## [题目]
把下方全部列表逐行照抄一遍，一字不改，图片不要写进答案。
-=-=-=-=-
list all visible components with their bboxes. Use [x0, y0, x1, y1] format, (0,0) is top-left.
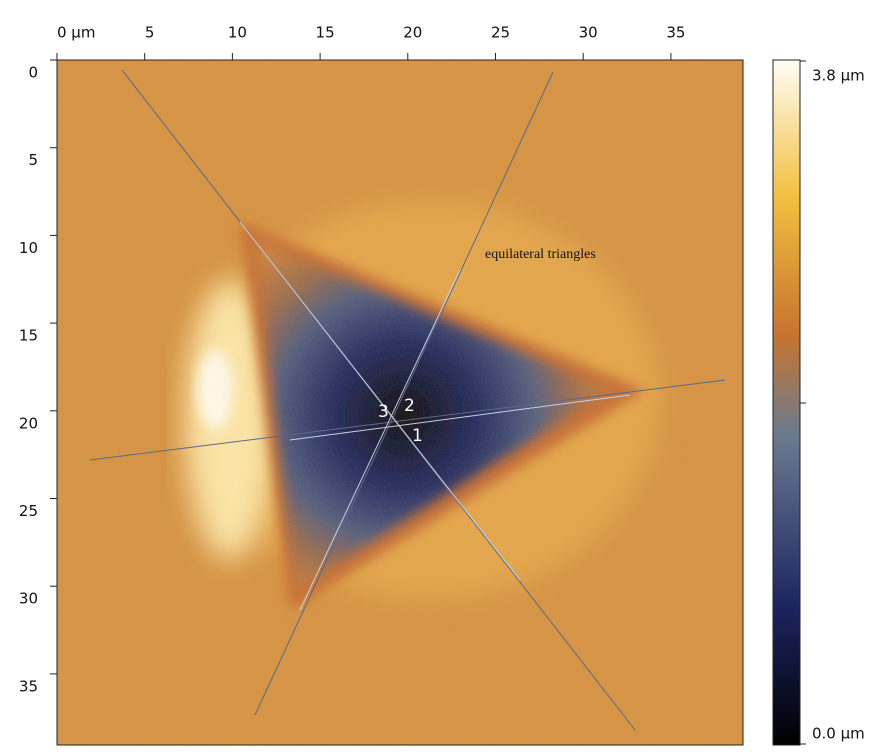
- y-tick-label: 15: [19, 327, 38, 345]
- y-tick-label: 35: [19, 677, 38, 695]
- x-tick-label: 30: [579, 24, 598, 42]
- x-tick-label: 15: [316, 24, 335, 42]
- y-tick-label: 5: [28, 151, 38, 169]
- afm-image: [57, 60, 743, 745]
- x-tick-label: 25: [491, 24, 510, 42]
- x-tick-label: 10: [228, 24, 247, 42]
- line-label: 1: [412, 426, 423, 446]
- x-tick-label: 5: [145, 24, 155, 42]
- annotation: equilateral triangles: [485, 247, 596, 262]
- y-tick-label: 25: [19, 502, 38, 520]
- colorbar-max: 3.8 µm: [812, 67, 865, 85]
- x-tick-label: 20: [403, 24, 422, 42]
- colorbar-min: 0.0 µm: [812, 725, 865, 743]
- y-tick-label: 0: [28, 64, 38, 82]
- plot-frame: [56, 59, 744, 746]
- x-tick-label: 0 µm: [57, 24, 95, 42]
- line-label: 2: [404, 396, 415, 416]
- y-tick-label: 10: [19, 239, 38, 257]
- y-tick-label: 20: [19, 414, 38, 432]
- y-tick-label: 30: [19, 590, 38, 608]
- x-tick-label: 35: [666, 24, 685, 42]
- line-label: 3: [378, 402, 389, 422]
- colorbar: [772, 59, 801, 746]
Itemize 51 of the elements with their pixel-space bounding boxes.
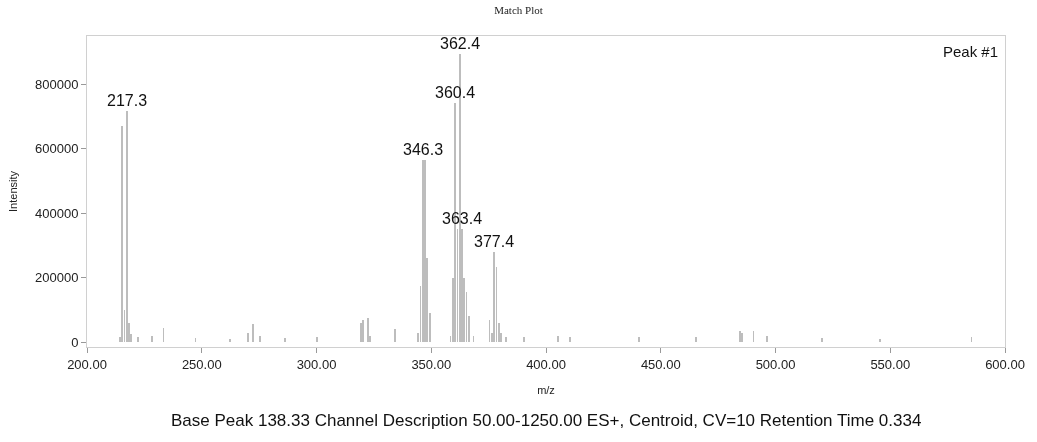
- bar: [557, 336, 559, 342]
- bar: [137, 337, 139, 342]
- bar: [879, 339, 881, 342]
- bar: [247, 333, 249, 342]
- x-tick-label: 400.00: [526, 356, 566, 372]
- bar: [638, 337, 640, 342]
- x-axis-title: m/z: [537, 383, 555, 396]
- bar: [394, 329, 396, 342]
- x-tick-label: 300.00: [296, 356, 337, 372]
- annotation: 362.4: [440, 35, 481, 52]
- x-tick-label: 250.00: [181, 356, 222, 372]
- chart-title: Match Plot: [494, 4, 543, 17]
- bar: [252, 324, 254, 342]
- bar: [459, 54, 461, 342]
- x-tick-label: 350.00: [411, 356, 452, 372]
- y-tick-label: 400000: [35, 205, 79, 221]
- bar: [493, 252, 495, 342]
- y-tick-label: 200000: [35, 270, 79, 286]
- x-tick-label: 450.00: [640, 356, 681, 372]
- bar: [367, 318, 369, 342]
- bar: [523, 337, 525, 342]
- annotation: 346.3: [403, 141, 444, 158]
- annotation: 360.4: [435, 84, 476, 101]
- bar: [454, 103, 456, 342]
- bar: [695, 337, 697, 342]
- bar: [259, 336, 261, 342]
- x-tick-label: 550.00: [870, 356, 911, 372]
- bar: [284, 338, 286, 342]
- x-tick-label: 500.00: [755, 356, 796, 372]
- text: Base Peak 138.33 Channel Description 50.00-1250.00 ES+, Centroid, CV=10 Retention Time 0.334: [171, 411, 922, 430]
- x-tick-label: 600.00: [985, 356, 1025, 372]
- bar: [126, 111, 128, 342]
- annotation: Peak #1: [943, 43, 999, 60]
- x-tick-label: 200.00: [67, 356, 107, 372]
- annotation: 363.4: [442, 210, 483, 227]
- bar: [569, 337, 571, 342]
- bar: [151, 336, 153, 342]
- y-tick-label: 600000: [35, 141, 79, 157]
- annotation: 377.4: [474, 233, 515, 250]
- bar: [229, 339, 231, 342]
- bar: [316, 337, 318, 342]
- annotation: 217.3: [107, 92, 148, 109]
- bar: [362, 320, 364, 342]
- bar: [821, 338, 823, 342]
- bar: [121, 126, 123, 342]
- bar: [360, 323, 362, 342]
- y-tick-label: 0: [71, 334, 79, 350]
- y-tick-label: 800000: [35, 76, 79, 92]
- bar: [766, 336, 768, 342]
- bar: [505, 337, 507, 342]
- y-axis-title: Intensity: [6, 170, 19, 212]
-=-=-=-=-
## [本题答案]
list all visible components with their bboxes. Use [x0, y0, x1, y1] format, (0,0) is top-left.
- y-tick-label: 15: [19, 327, 38, 345]
- y-tick-label: 35: [19, 677, 38, 695]
- x-tick-label: 30: [579, 24, 598, 42]
- x-tick-label: 15: [316, 24, 335, 42]
- y-tick-label: 5: [28, 151, 38, 169]
- afm-image: [57, 60, 743, 745]
- x-tick-label: 25: [491, 24, 510, 42]
- x-tick-label: 10: [228, 24, 247, 42]
- line-label: 1: [412, 426, 423, 446]
- x-tick-label: 5: [145, 24, 155, 42]
- annotation: equilateral triangles: [485, 247, 596, 262]
- y-tick-label: 25: [19, 502, 38, 520]
- colorbar-max: 3.8 µm: [812, 67, 865, 85]
- x-tick-label: 20: [403, 24, 422, 42]
- colorbar-min: 0.0 µm: [812, 725, 865, 743]
- y-tick-label: 0: [28, 64, 38, 82]
- plot-frame: [56, 59, 744, 746]
- x-tick-label: 0 µm: [57, 24, 95, 42]
- line-label: 2: [404, 396, 415, 416]
- y-tick-label: 10: [19, 239, 38, 257]
- y-tick-label: 20: [19, 414, 38, 432]
- y-tick-label: 30: [19, 590, 38, 608]
- x-tick-label: 35: [666, 24, 685, 42]
- line-label: 3: [378, 402, 389, 422]
- colorbar: [772, 59, 801, 746]
Itemize 51 of the elements with their pixel-space bounding boxes.
- bar: [557, 336, 559, 342]
- bar: [137, 337, 139, 342]
- bar: [879, 339, 881, 342]
- bar: [247, 333, 249, 342]
- x-tick-label: 400.00: [526, 356, 566, 372]
- bar: [638, 337, 640, 342]
- x-axis-title: m/z: [537, 383, 555, 396]
- bar: [394, 329, 396, 342]
- x-tick-label: 300.00: [296, 356, 337, 372]
- annotation: 362.4: [440, 35, 481, 52]
- x-tick-label: 250.00: [181, 356, 222, 372]
- chart-title: Match Plot: [494, 4, 543, 17]
- bar: [252, 324, 254, 342]
- bar: [459, 54, 461, 342]
- x-tick-label: 350.00: [411, 356, 452, 372]
- y-tick-label: 400000: [35, 205, 79, 221]
- bar: [493, 252, 495, 342]
- y-tick-label: 200000: [35, 270, 79, 286]
- x-tick-label: 450.00: [640, 356, 681, 372]
- bar: [367, 318, 369, 342]
- bar: [523, 337, 525, 342]
- annotation: 346.3: [403, 141, 444, 158]
- annotation: 360.4: [435, 84, 476, 101]
- bar: [454, 103, 456, 342]
- bar: [695, 337, 697, 342]
- bar: [259, 336, 261, 342]
- x-tick-label: 550.00: [870, 356, 911, 372]
- bar: [284, 338, 286, 342]
- x-tick-label: 500.00: [755, 356, 796, 372]
- text: Base Peak 138.33 Channel Description 50.00-1250.00 ES+, Centroid, CV=10 Retention Time 0.334: [171, 411, 922, 430]
- x-tick-label: 600.00: [985, 356, 1025, 372]
- bar: [126, 111, 128, 342]
- annotation: Peak #1: [943, 43, 999, 60]
- x-tick-label: 200.00: [67, 356, 107, 372]
- annotation: 363.4: [442, 210, 483, 227]
- bar: [569, 337, 571, 342]
- bar: [151, 336, 153, 342]
- y-tick-label: 600000: [35, 141, 79, 157]
- annotation: 377.4: [474, 233, 515, 250]
- bar: [229, 339, 231, 342]
- bar: [316, 337, 318, 342]
- annotation: 217.3: [107, 92, 148, 109]
- bar: [362, 320, 364, 342]
- bar: [821, 338, 823, 342]
- bar: [121, 126, 123, 342]
- bar: [360, 323, 362, 342]
- y-tick-label: 0: [71, 334, 79, 350]
- y-tick-label: 800000: [35, 76, 79, 92]
- bar: [766, 336, 768, 342]
- bar: [505, 337, 507, 342]
- y-axis-title: Intensity: [6, 170, 19, 212]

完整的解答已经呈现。